* [TO BE DONE]
Pull out every line in the data that has the string "this" in it.

* [PROVIDED DATA]
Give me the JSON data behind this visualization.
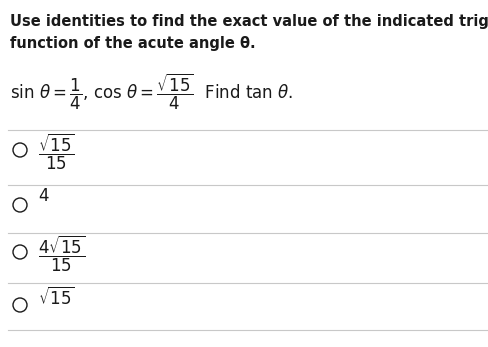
{
  "title_line1": "Use identities to find the exact value of the indicated trigonometric",
  "title_line2": "function of the acute angle θ.",
  "bg_color": "#ffffff",
  "text_color": "#1a1a1a",
  "title_fontsize": 10.5,
  "question_fontsize": 12,
  "option_fontsize": 12,
  "line_color": "#c8c8c8",
  "fig_width": 4.89,
  "fig_height": 3.47,
  "dpi": 100
}
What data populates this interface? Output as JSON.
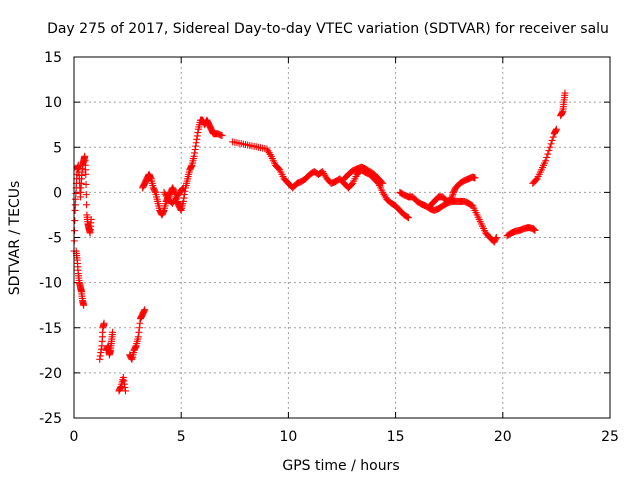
{
  "chart_data": {
    "type": "scatter",
    "title": "Day 275 of 2017, Sidereal Day-to-day VTEC variation (SDTVAR) for receiver salu",
    "xlabel": "GPS time / hours",
    "ylabel": "SDTVAR / TECUs",
    "xlim": [
      0,
      25
    ],
    "ylim": [
      -25,
      15
    ],
    "x_ticks": [
      0,
      5,
      10,
      15,
      20,
      25
    ],
    "y_ticks": [
      -25,
      -20,
      -15,
      -10,
      -5,
      0,
      5,
      10,
      15
    ],
    "grid": true,
    "marker": "+",
    "series": [
      {
        "name": "SDTVAR",
        "color": "#ff0000",
        "segments": [
          [
            [
              0.0,
              -6.5
            ],
            [
              0.05,
              -2.0
            ],
            [
              0.1,
              0.5
            ],
            [
              0.15,
              2.5
            ],
            [
              0.2,
              3.0
            ],
            [
              0.25,
              1.5
            ],
            [
              0.3,
              -0.5
            ],
            [
              0.35,
              1.5
            ],
            [
              0.4,
              3.0
            ],
            [
              0.45,
              3.5
            ],
            [
              0.5,
              4.0
            ],
            [
              0.55,
              2.0
            ],
            [
              0.6,
              -2.5
            ],
            [
              0.65,
              -3.5
            ],
            [
              0.7,
              -4.0
            ],
            [
              0.75,
              -4.5
            ],
            [
              0.8,
              -3.0
            ]
          ],
          [
            [
              0.1,
              -6.5
            ],
            [
              0.15,
              -7.5
            ],
            [
              0.2,
              -9.0
            ],
            [
              0.25,
              -10.0
            ],
            [
              0.3,
              -10.5
            ],
            [
              0.35,
              -11.0
            ],
            [
              0.4,
              -12.0
            ],
            [
              0.45,
              -12.5
            ]
          ],
          [
            [
              1.2,
              -18.5
            ],
            [
              1.3,
              -17.0
            ],
            [
              1.35,
              -15.0
            ],
            [
              1.4,
              -14.5
            ]
          ],
          [
            [
              1.5,
              -17.5
            ],
            [
              1.6,
              -17.0
            ],
            [
              1.65,
              -18.0
            ],
            [
              1.7,
              -17.5
            ],
            [
              1.75,
              -16.5
            ],
            [
              1.8,
              -15.5
            ]
          ],
          [
            [
              2.1,
              -22.0
            ],
            [
              2.2,
              -21.5
            ],
            [
              2.3,
              -20.5
            ],
            [
              2.4,
              -22.0
            ]
          ],
          [
            [
              2.6,
              -18.0
            ],
            [
              2.7,
              -18.5
            ],
            [
              2.8,
              -17.5
            ],
            [
              2.9,
              -17.0
            ],
            [
              3.0,
              -16.0
            ],
            [
              3.1,
              -14.0
            ],
            [
              3.2,
              -13.5
            ],
            [
              3.3,
              -13.0
            ]
          ],
          [
            [
              3.2,
              0.5
            ],
            [
              3.3,
              1.0
            ],
            [
              3.4,
              1.5
            ],
            [
              3.5,
              2.0
            ],
            [
              3.6,
              1.5
            ],
            [
              3.7,
              0.5
            ],
            [
              3.8,
              0.0
            ],
            [
              3.9,
              -1.0
            ],
            [
              4.0,
              -2.0
            ],
            [
              4.1,
              -2.5
            ],
            [
              4.2,
              -2.0
            ],
            [
              4.3,
              -1.0
            ],
            [
              4.4,
              -0.5
            ],
            [
              4.5,
              0.0
            ],
            [
              4.6,
              0.5
            ],
            [
              4.7,
              0.0
            ],
            [
              4.8,
              -1.0
            ],
            [
              4.9,
              -1.5
            ],
            [
              5.0,
              -2.0
            ],
            [
              5.1,
              -1.0
            ],
            [
              5.2,
              0.5
            ],
            [
              5.3,
              1.5
            ],
            [
              5.4,
              2.5
            ],
            [
              5.5,
              3.0
            ],
            [
              5.6,
              4.0
            ],
            [
              5.7,
              5.5
            ],
            [
              5.8,
              7.0
            ],
            [
              5.9,
              8.0
            ],
            [
              6.0,
              8.0
            ],
            [
              6.1,
              7.5
            ],
            [
              6.2,
              8.0
            ],
            [
              6.3,
              7.5
            ],
            [
              6.4,
              7.0
            ],
            [
              6.5,
              6.5
            ],
            [
              6.7,
              6.5
            ],
            [
              6.9,
              6.3
            ]
          ],
          [
            [
              4.2,
              0.0
            ],
            [
              4.4,
              -0.8
            ],
            [
              4.6,
              -1.2
            ],
            [
              4.8,
              -0.5
            ],
            [
              5.0,
              0.2
            ],
            [
              5.1,
              0.5
            ]
          ],
          [
            [
              7.4,
              5.6
            ],
            [
              7.8,
              5.4
            ],
            [
              8.2,
              5.2
            ],
            [
              8.6,
              5.0
            ],
            [
              9.0,
              4.8
            ],
            [
              9.2,
              4.0
            ],
            [
              9.4,
              3.0
            ],
            [
              9.6,
              2.5
            ],
            [
              9.8,
              1.5
            ],
            [
              10.0,
              1.0
            ],
            [
              10.2,
              0.5
            ],
            [
              10.4,
              1.0
            ],
            [
              10.6,
              1.2
            ],
            [
              10.8,
              1.5
            ],
            [
              11.0,
              2.0
            ],
            [
              11.2,
              2.3
            ],
            [
              11.4,
              2.0
            ],
            [
              11.6,
              2.3
            ],
            [
              11.8,
              1.5
            ],
            [
              12.0,
              1.0
            ],
            [
              12.2,
              1.2
            ],
            [
              12.4,
              1.5
            ],
            [
              12.6,
              1.0
            ],
            [
              12.8,
              0.5
            ],
            [
              13.0,
              1.0
            ],
            [
              13.2,
              2.0
            ],
            [
              13.4,
              2.5
            ],
            [
              13.6,
              2.2
            ],
            [
              13.8,
              2.0
            ],
            [
              14.0,
              1.5
            ],
            [
              14.2,
              1.0
            ],
            [
              14.4,
              0.0
            ],
            [
              14.6,
              -0.8
            ],
            [
              14.8,
              -1.2
            ],
            [
              15.0,
              -1.5
            ],
            [
              15.2,
              -2.0
            ],
            [
              15.4,
              -2.5
            ],
            [
              15.6,
              -2.8
            ]
          ],
          [
            [
              12.6,
              1.5
            ],
            [
              12.8,
              2.0
            ],
            [
              13.0,
              2.4
            ],
            [
              13.2,
              2.6
            ],
            [
              13.4,
              2.8
            ],
            [
              13.6,
              2.6
            ],
            [
              13.8,
              2.3
            ],
            [
              14.0,
              2.0
            ],
            [
              14.2,
              1.5
            ],
            [
              14.4,
              1.0
            ]
          ],
          [
            [
              15.2,
              0.0
            ],
            [
              15.4,
              -0.3
            ],
            [
              15.6,
              -0.5
            ],
            [
              15.8,
              -0.5
            ],
            [
              16.0,
              -1.0
            ],
            [
              16.2,
              -1.3
            ],
            [
              16.4,
              -1.5
            ],
            [
              16.6,
              -1.8
            ],
            [
              16.8,
              -2.0
            ],
            [
              17.0,
              -1.8
            ],
            [
              17.2,
              -1.5
            ],
            [
              17.4,
              -1.2
            ],
            [
              17.6,
              -1.0
            ],
            [
              17.8,
              -1.0
            ],
            [
              18.0,
              -1.0
            ],
            [
              18.2,
              -1.0
            ],
            [
              18.4,
              -1.2
            ],
            [
              18.6,
              -1.5
            ],
            [
              18.8,
              -2.5
            ],
            [
              19.0,
              -3.5
            ],
            [
              19.2,
              -4.5
            ],
            [
              19.4,
              -5.0
            ],
            [
              19.6,
              -5.5
            ],
            [
              19.7,
              -5.0
            ]
          ],
          [
            [
              16.6,
              -1.5
            ],
            [
              16.8,
              -1.0
            ],
            [
              17.0,
              -0.5
            ],
            [
              17.2,
              -0.5
            ],
            [
              17.4,
              -1.0
            ],
            [
              17.6,
              -0.8
            ],
            [
              17.7,
              0.0
            ],
            [
              17.8,
              0.5
            ],
            [
              18.0,
              1.0
            ],
            [
              18.2,
              1.3
            ],
            [
              18.4,
              1.5
            ],
            [
              18.6,
              1.7
            ],
            [
              18.7,
              1.6
            ]
          ],
          [
            [
              20.2,
              -4.8
            ],
            [
              20.4,
              -4.5
            ],
            [
              20.6,
              -4.3
            ],
            [
              20.8,
              -4.2
            ],
            [
              21.0,
              -4.0
            ],
            [
              21.2,
              -3.9
            ],
            [
              21.4,
              -4.0
            ],
            [
              21.5,
              -4.2
            ]
          ],
          [
            [
              21.4,
              1.0
            ],
            [
              21.6,
              1.5
            ],
            [
              21.8,
              2.5
            ],
            [
              22.0,
              3.5
            ],
            [
              22.2,
              5.0
            ],
            [
              22.4,
              6.5
            ],
            [
              22.5,
              7.0
            ]
          ],
          [
            [
              22.7,
              8.5
            ],
            [
              22.8,
              9.0
            ],
            [
              22.85,
              10.0
            ],
            [
              22.9,
              11.0
            ]
          ]
        ]
      }
    ]
  }
}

* [EXERCISE RESULT]
Give me the JSON data behind this visualization.
What data populates this interface? Output as JSON.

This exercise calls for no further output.